» PROMPT
Print exactly the lines from the one containing "What's the underlying" through the last line of the records below, both included, and nothing else; omit any pictures.

» INFORMATION SUPPLIED
(begin)

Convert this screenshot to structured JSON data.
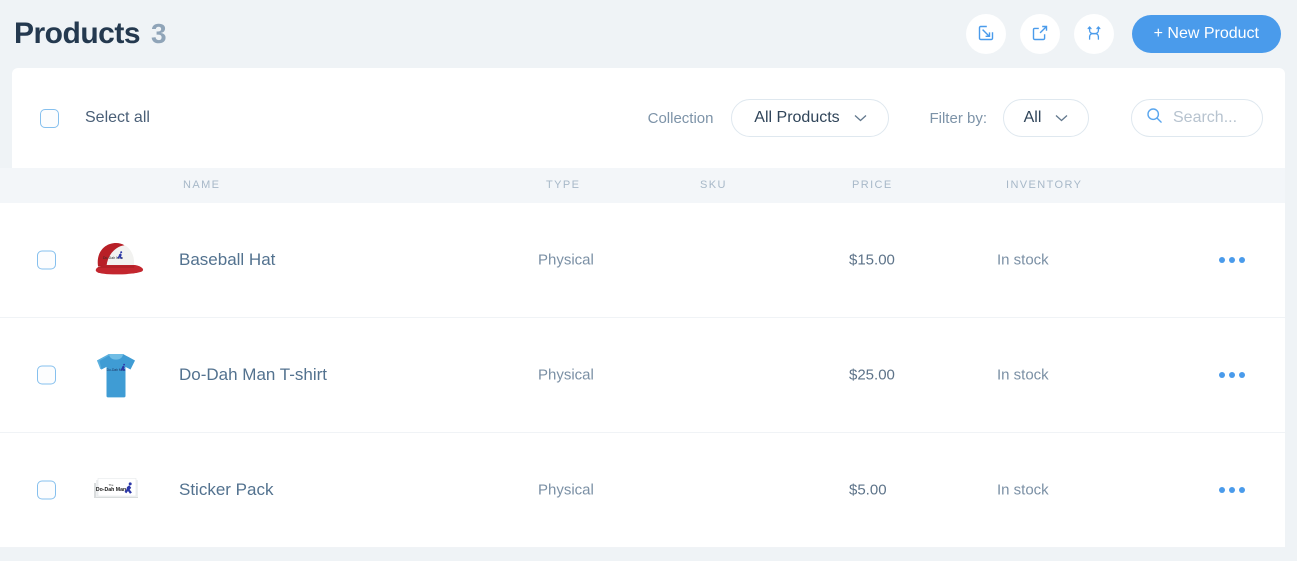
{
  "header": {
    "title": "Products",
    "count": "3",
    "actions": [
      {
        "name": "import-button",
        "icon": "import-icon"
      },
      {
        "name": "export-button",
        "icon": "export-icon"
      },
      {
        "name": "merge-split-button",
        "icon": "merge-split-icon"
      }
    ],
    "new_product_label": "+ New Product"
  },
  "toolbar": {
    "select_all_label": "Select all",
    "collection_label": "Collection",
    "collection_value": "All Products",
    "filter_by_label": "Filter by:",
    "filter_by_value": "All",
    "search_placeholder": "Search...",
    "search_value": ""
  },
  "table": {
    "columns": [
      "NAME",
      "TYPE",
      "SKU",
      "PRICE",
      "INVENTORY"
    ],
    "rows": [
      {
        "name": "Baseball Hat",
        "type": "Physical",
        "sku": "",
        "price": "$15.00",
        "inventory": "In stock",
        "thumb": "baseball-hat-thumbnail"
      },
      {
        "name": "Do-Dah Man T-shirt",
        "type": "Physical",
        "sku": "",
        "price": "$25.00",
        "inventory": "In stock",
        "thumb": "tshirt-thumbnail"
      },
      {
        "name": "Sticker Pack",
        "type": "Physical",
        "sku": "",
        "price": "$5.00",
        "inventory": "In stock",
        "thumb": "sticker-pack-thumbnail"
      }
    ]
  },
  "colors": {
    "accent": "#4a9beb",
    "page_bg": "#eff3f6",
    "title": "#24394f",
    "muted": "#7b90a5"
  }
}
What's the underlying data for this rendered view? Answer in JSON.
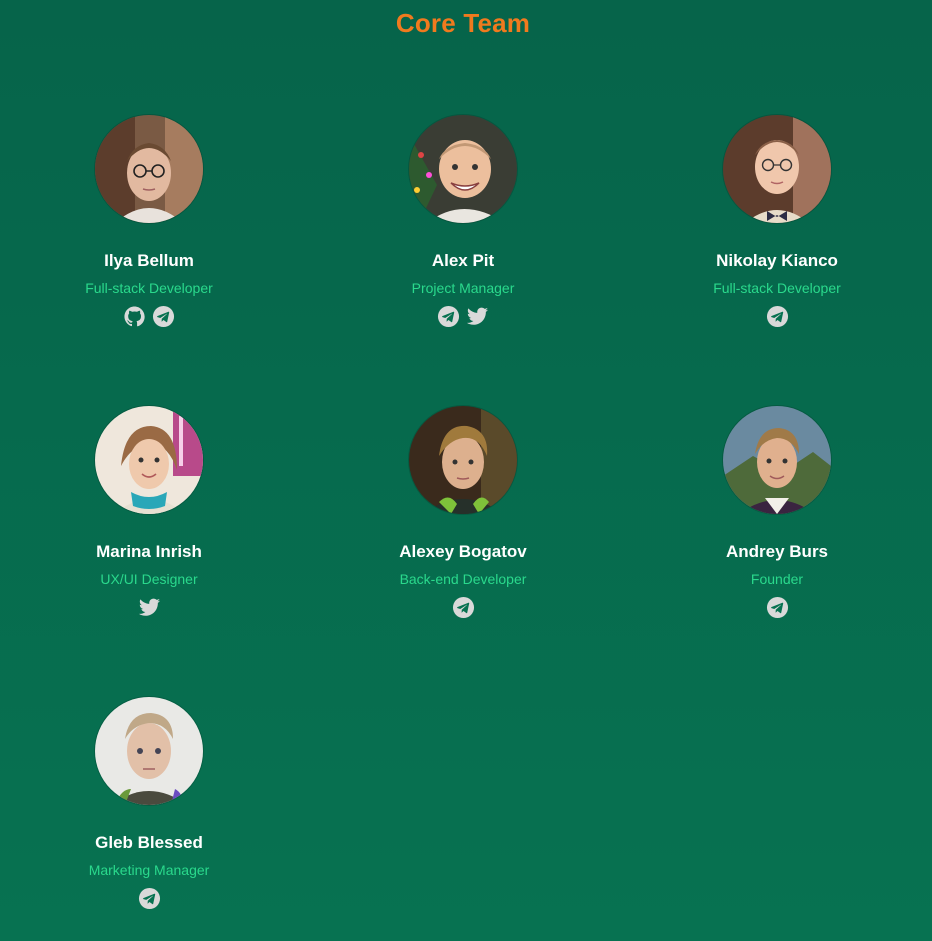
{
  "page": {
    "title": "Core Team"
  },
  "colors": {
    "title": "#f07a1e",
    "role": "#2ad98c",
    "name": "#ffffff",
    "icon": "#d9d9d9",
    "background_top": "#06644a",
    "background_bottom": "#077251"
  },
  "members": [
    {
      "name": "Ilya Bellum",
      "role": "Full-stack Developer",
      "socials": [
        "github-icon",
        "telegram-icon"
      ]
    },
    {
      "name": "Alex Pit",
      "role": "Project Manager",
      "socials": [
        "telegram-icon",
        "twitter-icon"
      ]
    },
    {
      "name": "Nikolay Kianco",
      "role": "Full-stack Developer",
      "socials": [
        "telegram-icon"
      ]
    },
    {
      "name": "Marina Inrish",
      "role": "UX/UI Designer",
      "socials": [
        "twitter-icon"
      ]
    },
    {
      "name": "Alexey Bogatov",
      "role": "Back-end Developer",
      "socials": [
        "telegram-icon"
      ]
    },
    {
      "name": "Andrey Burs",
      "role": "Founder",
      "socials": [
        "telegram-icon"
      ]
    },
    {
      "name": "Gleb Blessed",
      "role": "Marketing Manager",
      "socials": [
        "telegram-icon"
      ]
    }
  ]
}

(end)

» COMPLETE OUTPUT
What's the underlying data for this rendered view? Answer in JSON.
{
  "page": {
    "title": "Core Team"
  },
  "colors": {
    "title": "#f07a1e",
    "role": "#2ad98c",
    "name": "#ffffff",
    "icon": "#d9d9d9",
    "background_top": "#06644a",
    "background_bottom": "#077251"
  },
  "members": [
    {
      "name": "Ilya Bellum",
      "role": "Full-stack Developer",
      "socials": [
        "github-icon",
        "telegram-icon"
      ]
    },
    {
      "name": "Alex Pit",
      "role": "Project Manager",
      "socials": [
        "telegram-icon",
        "twitter-icon"
      ]
    },
    {
      "name": "Nikolay Kianco",
      "role": "Full-stack Developer",
      "socials": [
        "telegram-icon"
      ]
    },
    {
      "name": "Marina Inrish",
      "role": "UX/UI Designer",
      "socials": [
        "twitter-icon"
      ]
    },
    {
      "name": "Alexey Bogatov",
      "role": "Back-end Developer",
      "socials": [
        "telegram-icon"
      ]
    },
    {
      "name": "Andrey Burs",
      "role": "Founder",
      "socials": [
        "telegram-icon"
      ]
    },
    {
      "name": "Gleb Blessed",
      "role": "Marketing Manager",
      "socials": [
        "telegram-icon"
      ]
    }
  ]
}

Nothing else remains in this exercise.